◆ GOAL OF THE EXERCISE
Reproduce the data in its entirety, exactly as supplied.

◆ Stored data
-------

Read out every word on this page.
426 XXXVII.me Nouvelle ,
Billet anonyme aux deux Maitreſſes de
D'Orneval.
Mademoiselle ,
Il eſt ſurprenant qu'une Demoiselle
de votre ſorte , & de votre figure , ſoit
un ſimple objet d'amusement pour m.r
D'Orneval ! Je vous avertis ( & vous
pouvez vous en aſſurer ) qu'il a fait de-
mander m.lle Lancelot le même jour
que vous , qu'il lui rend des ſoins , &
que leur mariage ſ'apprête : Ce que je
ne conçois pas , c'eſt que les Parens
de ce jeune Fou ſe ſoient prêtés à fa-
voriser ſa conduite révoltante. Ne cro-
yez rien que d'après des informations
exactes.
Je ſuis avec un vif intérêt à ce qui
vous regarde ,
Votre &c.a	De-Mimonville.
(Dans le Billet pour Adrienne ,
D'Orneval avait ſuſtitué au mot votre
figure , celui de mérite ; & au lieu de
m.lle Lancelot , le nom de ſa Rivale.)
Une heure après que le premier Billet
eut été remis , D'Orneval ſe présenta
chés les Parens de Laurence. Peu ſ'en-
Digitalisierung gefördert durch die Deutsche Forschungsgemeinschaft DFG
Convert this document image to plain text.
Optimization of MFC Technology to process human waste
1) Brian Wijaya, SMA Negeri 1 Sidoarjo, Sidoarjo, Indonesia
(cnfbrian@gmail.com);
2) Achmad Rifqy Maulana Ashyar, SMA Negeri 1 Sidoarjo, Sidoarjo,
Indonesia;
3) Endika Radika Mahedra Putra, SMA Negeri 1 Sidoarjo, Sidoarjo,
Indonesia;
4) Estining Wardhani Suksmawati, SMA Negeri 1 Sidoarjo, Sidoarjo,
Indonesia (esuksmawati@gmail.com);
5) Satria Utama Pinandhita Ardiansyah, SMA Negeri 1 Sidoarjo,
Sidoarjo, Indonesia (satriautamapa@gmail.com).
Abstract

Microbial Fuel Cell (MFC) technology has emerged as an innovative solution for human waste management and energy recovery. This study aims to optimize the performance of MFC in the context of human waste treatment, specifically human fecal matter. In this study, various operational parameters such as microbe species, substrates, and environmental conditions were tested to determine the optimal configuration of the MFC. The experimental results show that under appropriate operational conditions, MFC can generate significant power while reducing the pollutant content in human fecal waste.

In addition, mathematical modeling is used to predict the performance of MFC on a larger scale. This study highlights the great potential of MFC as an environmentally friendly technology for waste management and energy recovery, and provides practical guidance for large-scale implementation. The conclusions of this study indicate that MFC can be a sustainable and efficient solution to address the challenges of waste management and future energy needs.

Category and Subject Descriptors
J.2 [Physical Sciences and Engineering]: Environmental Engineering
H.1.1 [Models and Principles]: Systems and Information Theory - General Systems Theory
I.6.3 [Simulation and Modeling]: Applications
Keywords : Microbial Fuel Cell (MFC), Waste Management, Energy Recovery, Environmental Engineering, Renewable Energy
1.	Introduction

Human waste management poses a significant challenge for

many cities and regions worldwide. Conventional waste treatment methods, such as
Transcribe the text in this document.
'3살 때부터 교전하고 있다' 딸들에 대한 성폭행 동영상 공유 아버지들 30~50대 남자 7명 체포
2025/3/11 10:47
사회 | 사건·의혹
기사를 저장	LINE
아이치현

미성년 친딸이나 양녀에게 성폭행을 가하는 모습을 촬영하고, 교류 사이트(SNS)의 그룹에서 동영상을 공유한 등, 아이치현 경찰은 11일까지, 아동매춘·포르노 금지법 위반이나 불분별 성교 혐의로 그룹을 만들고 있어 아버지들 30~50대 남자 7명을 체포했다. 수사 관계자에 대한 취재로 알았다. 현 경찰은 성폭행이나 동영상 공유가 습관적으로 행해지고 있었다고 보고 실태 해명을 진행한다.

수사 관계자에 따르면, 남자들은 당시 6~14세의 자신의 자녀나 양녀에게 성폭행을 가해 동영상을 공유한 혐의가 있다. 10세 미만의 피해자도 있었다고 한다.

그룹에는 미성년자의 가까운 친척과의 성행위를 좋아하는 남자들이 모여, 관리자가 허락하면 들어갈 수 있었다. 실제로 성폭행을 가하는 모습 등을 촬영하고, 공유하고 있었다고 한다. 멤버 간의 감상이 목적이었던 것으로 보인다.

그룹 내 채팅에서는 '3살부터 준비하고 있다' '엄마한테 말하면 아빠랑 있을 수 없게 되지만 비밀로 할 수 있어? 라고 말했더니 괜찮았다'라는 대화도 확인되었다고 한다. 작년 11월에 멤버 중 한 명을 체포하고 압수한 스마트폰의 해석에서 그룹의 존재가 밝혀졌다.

-------

◆ EXERCISE RESPONSE
Read out every word on this page.
426 XXXVII.me Nouvelle ,
Billet anonyme aux deux Maitreſſes de
D'Orneval.
Mademoiselle ,
Il eſt ſurprenant qu'une Demoiselle
de votre ſorte , & de votre figure , ſoit
un ſimple objet d'amusement pour m.r
D'Orneval ! Je vous avertis ( & vous
pouvez vous en aſſurer ) qu'il a fait de-
mander m.lle Lancelot le même jour
que vous , qu'il lui rend des ſoins , &
que leur mariage ſ'apprête : Ce que je
ne conçois pas , c'eſt que les Parens
de ce jeune Fou ſe ſoient prêtés à fa-
voriser ſa conduite révoltante. Ne cro-
yez rien que d'après des informations
exactes.
Je ſuis avec un vif intérêt à ce qui
vous regarde ,
Votre &c.a	De-Mimonville.
(Dans le Billet pour Adrienne ,
D'Orneval avait ſuſtitué au mot votre
figure , celui de mérite ; & au lieu de
m.lle Lancelot , le nom de ſa Rivale.)
Une heure après que le premier Billet
eut été remis , D'Orneval ſe présenta
chés les Parens de Laurence. Peu ſ'en-
Digitalisierung gefördert durch die Deutsche Forschungsgemeinschaft DFG
Convert this document image to plain text.
Optimization of MFC Technology to process human waste
1) Brian Wijaya, SMA Negeri 1 Sidoarjo, Sidoarjo, Indonesia
(cnfbrian@gmail.com);
2) Achmad Rifqy Maulana Ashyar, SMA Negeri 1 Sidoarjo, Sidoarjo,
Indonesia;
3) Endika Radika Mahedra Putra, SMA Negeri 1 Sidoarjo, Sidoarjo,
Indonesia;
4) Estining Wardhani Suksmawati, SMA Negeri 1 Sidoarjo, Sidoarjo,
Indonesia (esuksmawati@gmail.com);
5) Satria Utama Pinandhita Ardiansyah, SMA Negeri 1 Sidoarjo,
Sidoarjo, Indonesia (satriautamapa@gmail.com).
Abstract

Microbial Fuel Cell (MFC) technology has emerged as an innovative solution for human waste management and energy recovery. This study aims to optimize the performance of MFC in the context of human waste treatment, specifically human fecal matter. In this study, various operational parameters such as microbe species, substrates, and environmental conditions were tested to determine the optimal configuration of the MFC. The experimental results show that under appropriate operational conditions, MFC can generate significant power while reducing the pollutant content in human fecal waste.

In addition, mathematical modeling is used to predict the performance of MFC on a larger scale. This study highlights the great potential of MFC as an environmentally friendly technology for waste management and energy recovery, and provides practical guidance for large-scale implementation. The conclusions of this study indicate that MFC can be a sustainable and efficient solution to address the challenges of waste management and future energy needs.

Category and Subject Descriptors
J.2 [Physical Sciences and Engineering]: Environmental Engineering
H.1.1 [Models and Principles]: Systems and Information Theory - General Systems Theory
I.6.3 [Simulation and Modeling]: Applications
Keywords : Microbial Fuel Cell (MFC), Waste Management, Energy Recovery, Environmental Engineering, Renewable Energy
1.	Introduction

Human waste management poses a significant challenge for

many cities and regions worldwide. Conventional waste treatment methods, such as
Transcribe the text in this document.
'3살 때부터 교전하고 있다' 딸들에 대한 성폭행 동영상 공유 아버지들 30~50대 남자 7명 체포
2025/3/11 10:47
사회 | 사건·의혹
기사를 저장	LINE
아이치현

미성년 친딸이나 양녀에게 성폭행을 가하는 모습을 촬영하고, 교류 사이트(SNS)의 그룹에서 동영상을 공유한 등, 아이치현 경찰은 11일까지, 아동매춘·포르노 금지법 위반이나 불분별 성교 혐의로 그룹을 만들고 있어 아버지들 30~50대 남자 7명을 체포했다. 수사 관계자에 대한 취재로 알았다. 현 경찰은 성폭행이나 동영상 공유가 습관적으로 행해지고 있었다고 보고 실태 해명을 진행한다.

수사 관계자에 따르면, 남자들은 당시 6~14세의 자신의 자녀나 양녀에게 성폭행을 가해 동영상을 공유한 혐의가 있다. 10세 미만의 피해자도 있었다고 한다.

그룹에는 미성년자의 가까운 친척과의 성행위를 좋아하는 남자들이 모여, 관리자가 허락하면 들어갈 수 있었다. 실제로 성폭행을 가하는 모습 등을 촬영하고, 공유하고 있었다고 한다. 멤버 간의 감상이 목적이었던 것으로 보인다.

그룹 내 채팅에서는 '3살부터 준비하고 있다' '엄마한테 말하면 아빠랑 있을 수 없게 되지만 비밀로 할 수 있어? 라고 말했더니 괜찮았다'라는 대화도 확인되었다고 한다. 작년 11월에 멤버 중 한 명을 체포하고 압수한 스마트폰의 해석에서 그룹의 존재가 밝혀졌다.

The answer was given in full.